→ **Task prompt**: Exact copies of all entries are expected.

Records of document pages
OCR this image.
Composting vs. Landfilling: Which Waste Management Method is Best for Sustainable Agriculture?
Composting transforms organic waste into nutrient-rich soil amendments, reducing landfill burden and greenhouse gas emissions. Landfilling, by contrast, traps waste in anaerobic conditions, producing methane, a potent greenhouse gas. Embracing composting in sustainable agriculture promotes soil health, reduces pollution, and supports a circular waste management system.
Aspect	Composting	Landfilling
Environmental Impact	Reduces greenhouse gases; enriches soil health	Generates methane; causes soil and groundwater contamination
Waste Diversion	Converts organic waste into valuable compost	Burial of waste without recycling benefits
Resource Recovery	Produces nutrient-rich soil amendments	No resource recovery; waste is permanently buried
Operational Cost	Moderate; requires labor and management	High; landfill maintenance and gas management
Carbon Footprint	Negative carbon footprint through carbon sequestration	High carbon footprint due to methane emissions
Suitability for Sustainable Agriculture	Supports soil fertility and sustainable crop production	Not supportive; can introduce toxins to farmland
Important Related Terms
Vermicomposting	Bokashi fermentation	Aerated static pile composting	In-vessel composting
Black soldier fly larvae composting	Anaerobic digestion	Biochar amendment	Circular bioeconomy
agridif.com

→ **Result of this exercise**:
OCR this image.
Composting vs. Landfilling: Which Waste Management Method is Best for Sustainable Agriculture?
Composting transforms organic waste into nutrient-rich soil amendments, reducing landfill burden and greenhouse gas emissions. Landfilling, by contrast, traps waste in anaerobic conditions, producing methane, a potent greenhouse gas. Embracing composting in sustainable agriculture promotes soil health, reduces pollution, and supports a circular waste management system.
Aspect	Composting	Landfilling
Environmental Impact	Reduces greenhouse gases; enriches soil health	Generates methane; causes soil and groundwater contamination
Waste Diversion	Converts organic waste into valuable compost	Burial of waste without recycling benefits
Resource Recovery	Produces nutrient-rich soil amendments	No resource recovery; waste is permanently buried
Operational Cost	Moderate; requires labor and management	High; landfill maintenance and gas management
Carbon Footprint	Negative carbon footprint through carbon sequestration	High carbon footprint due to methane emissions
Suitability for Sustainable Agriculture	Supports soil fertility and sustainable crop production	Not supportive; can introduce toxins to farmland
Important Related Terms
Vermicomposting	Bokashi fermentation	Aerated static pile composting	In-vessel composting
Black soldier fly larvae composting	Anaerobic digestion	Biochar amendment	Circular bioeconomy
agridif.com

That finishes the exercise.